How many lines of the records below contain the word "Historical"? Answer with the number alone.

· · · ·

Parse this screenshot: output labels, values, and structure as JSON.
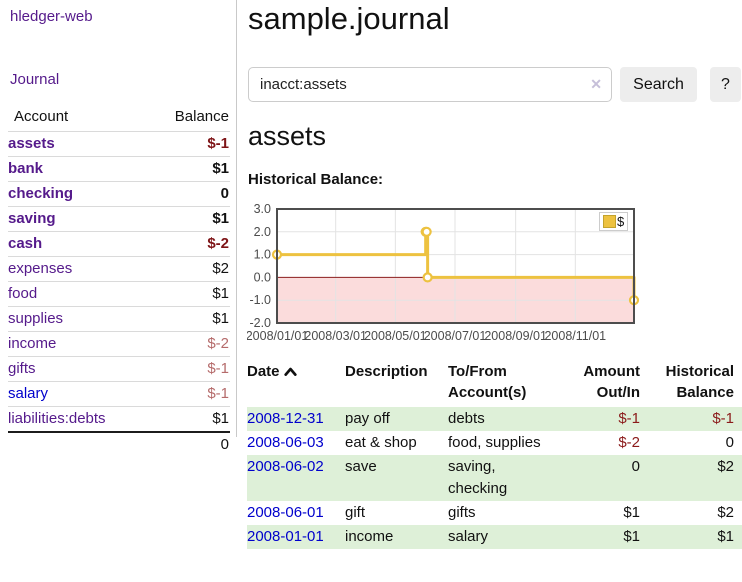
{
  "app": {
    "brand": "hledger-web"
  },
  "sidebar": {
    "nav": {
      "journal": "Journal"
    },
    "table": {
      "headers": {
        "account": "Account",
        "balance": "Balance"
      },
      "accounts": [
        {
          "name": "assets",
          "balance": "$-1",
          "depth": 1,
          "bold": true,
          "balance_style": "neg-strong"
        },
        {
          "name": "bank",
          "balance": "$1",
          "depth": 2,
          "bold": true,
          "balance_style": ""
        },
        {
          "name": "checking",
          "balance": "0",
          "depth": 3,
          "bold": true,
          "balance_style": ""
        },
        {
          "name": "saving",
          "balance": "$1",
          "depth": 3,
          "bold": true,
          "balance_style": ""
        },
        {
          "name": "cash",
          "balance": "$-2",
          "depth": 2,
          "bold": true,
          "balance_style": "neg-strong"
        },
        {
          "name": "expenses",
          "balance": "$2",
          "depth": 1,
          "bold": false,
          "balance_style": ""
        },
        {
          "name": "food",
          "balance": "$1",
          "depth": 2,
          "bold": false,
          "balance_style": ""
        },
        {
          "name": "supplies",
          "balance": "$1",
          "depth": 2,
          "bold": false,
          "balance_style": ""
        },
        {
          "name": "income",
          "balance": "$-2",
          "depth": 1,
          "bold": false,
          "balance_style": "neg-soft"
        },
        {
          "name": "gifts",
          "balance": "$-1",
          "depth": 2,
          "bold": false,
          "balance_style": "neg-soft"
        },
        {
          "name": "salary",
          "balance": "$-1",
          "depth": 2,
          "bold": false,
          "balance_style": "neg-soft",
          "link_style": "blue"
        },
        {
          "name": "liabilities:debts",
          "balance": "$1",
          "depth": 1,
          "bold": false,
          "balance_style": ""
        }
      ],
      "total": "0"
    }
  },
  "main": {
    "title": "sample.journal",
    "search": {
      "value": "inacct:assets",
      "clear_icon": "✕",
      "button": "Search",
      "help_button": "?"
    },
    "account_heading": "assets",
    "chart_heading": "Historical Balance:"
  },
  "register": {
    "headers": {
      "date": "Date",
      "description": "Description",
      "accounts": "To/From Account(s)",
      "amount": "Amount Out/In",
      "balance": "Historical Balance"
    },
    "rows": [
      {
        "date": "2008-12-31",
        "description": "pay off",
        "accounts": "debts",
        "amount": "$-1",
        "amount_neg": true,
        "balance": "$-1",
        "balance_neg": true
      },
      {
        "date": "2008-06-03",
        "description": "eat & shop",
        "accounts": "food, supplies",
        "amount": "$-2",
        "amount_neg": true,
        "balance": "0",
        "balance_neg": false
      },
      {
        "date": "2008-06-02",
        "description": "save",
        "accounts": "saving, checking",
        "amount": "0",
        "amount_neg": false,
        "balance": "$2",
        "balance_neg": false
      },
      {
        "date": "2008-06-01",
        "description": "gift",
        "accounts": "gifts",
        "amount": "$1",
        "amount_neg": false,
        "balance": "$2",
        "balance_neg": false
      },
      {
        "date": "2008-01-01",
        "description": "income",
        "accounts": "salary",
        "amount": "$1",
        "amount_neg": false,
        "balance": "$1",
        "balance_neg": false
      }
    ]
  },
  "chart_data": {
    "type": "line",
    "title": "Historical Balance",
    "x_range": [
      "2008-01-01",
      "2008-12-31"
    ],
    "ylim": [
      -2,
      3
    ],
    "y_ticks": [
      "3.0",
      "2.0",
      "1.0",
      "0.0",
      "-1.0",
      "-2.0"
    ],
    "x_ticks": [
      {
        "label": "2008/01/01",
        "date": "2008-01-01"
      },
      {
        "label": "2008/03/01",
        "date": "2008-03-01"
      },
      {
        "label": "2008/05/01",
        "date": "2008-05-01"
      },
      {
        "label": "2008/07/01",
        "date": "2008-07-01"
      },
      {
        "label": "2008/09/01",
        "date": "2008-09-01"
      },
      {
        "label": "2008/11/01",
        "date": "2008-11-01"
      }
    ],
    "series": [
      {
        "name": "$",
        "color": "#edc240",
        "step": true,
        "points": [
          [
            "2008-01-01",
            1
          ],
          [
            "2008-06-01",
            2
          ],
          [
            "2008-06-02",
            2
          ],
          [
            "2008-06-03",
            0
          ],
          [
            "2008-12-31",
            -1
          ]
        ]
      }
    ],
    "grid": true,
    "legend_position": "top-right",
    "colors": {
      "negative_region": "#fbdcdc",
      "zero_line": "#8b1e1e",
      "grid": "#e3e3e3",
      "border": "#4d4d4d",
      "tick_text": "#4c4c4c"
    }
  },
  "colors": {
    "link_purple": "#551a8b",
    "link_blue": "#0000cc",
    "negative_strong": "#7e1417",
    "negative_soft": "#b56b6b",
    "row_stripe_green": "#def0d8",
    "series_yellow": "#edc240"
  }
}
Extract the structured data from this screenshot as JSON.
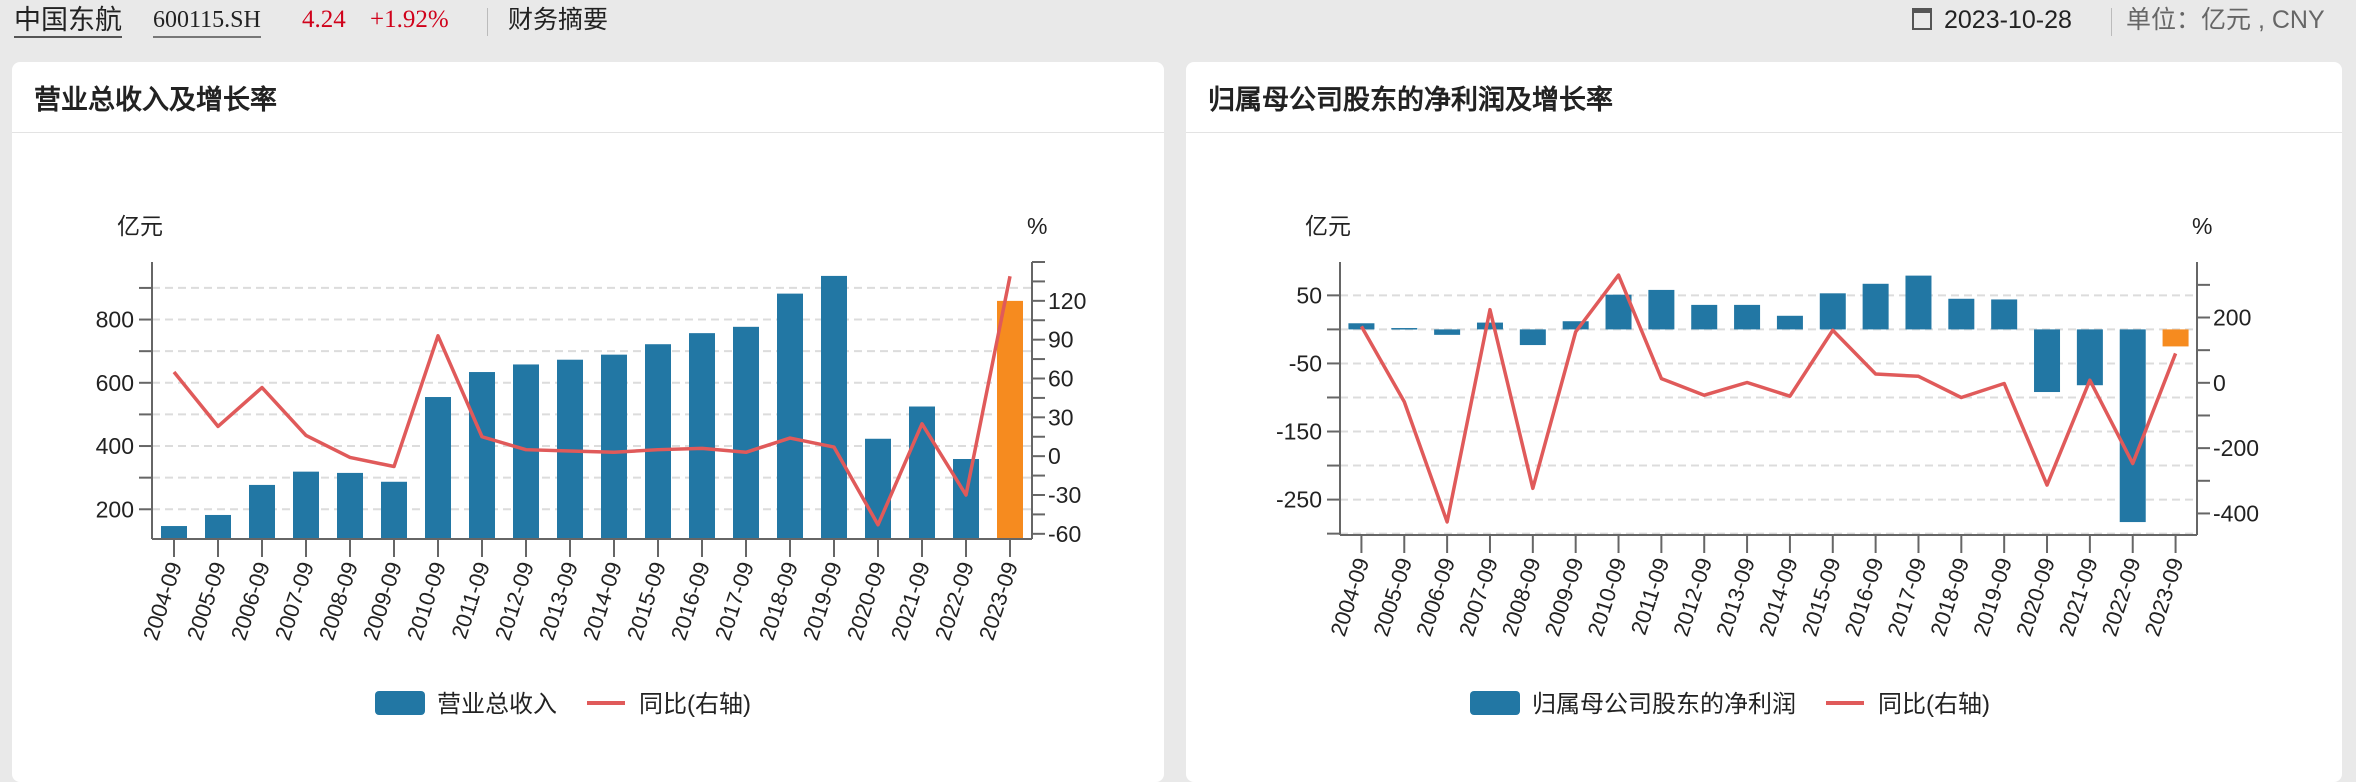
{
  "header": {
    "stock_name": "中国东航",
    "stock_code": "600115.SH",
    "price": "4.24",
    "change": "+1.92%",
    "section": "财务摘要",
    "date": "2023-10-28",
    "unit": "单位：亿元 , CNY",
    "icons": {
      "calendar": "calendar-icon"
    }
  },
  "colors": {
    "bar": "#2277a4",
    "bar_highlight": "#f68b1f",
    "line": "#e05a5a",
    "price_up": "#d0021b"
  },
  "chart_data": [
    {
      "type": "bar+line",
      "title": "营业总收入及增长率",
      "ylabel_left": "亿元",
      "ylabel_right": "%",
      "categories": [
        "2004-09",
        "2005-09",
        "2006-09",
        "2007-09",
        "2008-09",
        "2009-09",
        "2010-09",
        "2011-09",
        "2012-09",
        "2013-09",
        "2014-09",
        "2015-09",
        "2016-09",
        "2017-09",
        "2018-09",
        "2019-09",
        "2020-09",
        "2021-09",
        "2022-09",
        "2023-09"
      ],
      "series": [
        {
          "name": "营业总收入",
          "type": "bar",
          "axis": "left",
          "values": [
            147,
            182,
            277,
            319,
            315,
            287,
            555,
            634,
            658,
            673,
            689,
            722,
            757,
            777,
            882,
            938,
            423,
            525,
            359,
            859
          ]
        },
        {
          "name": "同比(右轴)",
          "type": "line",
          "axis": "right",
          "values": [
            65,
            23,
            53,
            16,
            -1,
            -8,
            93,
            15,
            5,
            4,
            3,
            5,
            6,
            3,
            14,
            7,
            -53,
            25,
            -30,
            139
          ]
        }
      ],
      "highlight_last": true,
      "ylim_left": [
        106,
        982
      ],
      "yticks_left": [
        200,
        400,
        600,
        800
      ],
      "ylim_right": [
        -64,
        150
      ],
      "yticks_right": [
        -60,
        -30,
        0,
        30,
        60,
        90,
        120
      ],
      "grid": true,
      "legend": "bottom"
    },
    {
      "type": "bar+line",
      "title": "归属母公司股东的净利润及增长率",
      "ylabel_left": "亿元",
      "ylabel_right": "%",
      "categories": [
        "2004-09",
        "2005-09",
        "2006-09",
        "2007-09",
        "2008-09",
        "2009-09",
        "2010-09",
        "2011-09",
        "2012-09",
        "2013-09",
        "2014-09",
        "2015-09",
        "2016-09",
        "2017-09",
        "2018-09",
        "2019-09",
        "2020-09",
        "2021-09",
        "2022-09",
        "2023-09"
      ],
      "series": [
        {
          "name": "归属母公司股东的净利润",
          "type": "bar",
          "axis": "left",
          "values": [
            9,
            2,
            -8,
            10,
            -23,
            12,
            51,
            58,
            36,
            36,
            20,
            53,
            67,
            79,
            45,
            44,
            -92,
            -82,
            -283,
            -25
          ]
        },
        {
          "name": "同比(右轴)",
          "type": "line",
          "axis": "right",
          "values": [
            173,
            -58,
            -426,
            224,
            -323,
            156,
            330,
            13,
            -38,
            1,
            -41,
            161,
            27,
            20,
            -45,
            -2,
            -313,
            8,
            -247,
            90
          ]
        }
      ],
      "highlight_last": true,
      "ylim_left": [
        -302,
        99
      ],
      "yticks_left": [
        -250,
        -150,
        -50,
        50
      ],
      "ylim_right": [
        -466,
        370
      ],
      "yticks_right": [
        -400,
        -200,
        0,
        200
      ],
      "grid": true,
      "legend": "bottom"
    }
  ]
}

· · · ·

**RESPONSE BELOW:** 3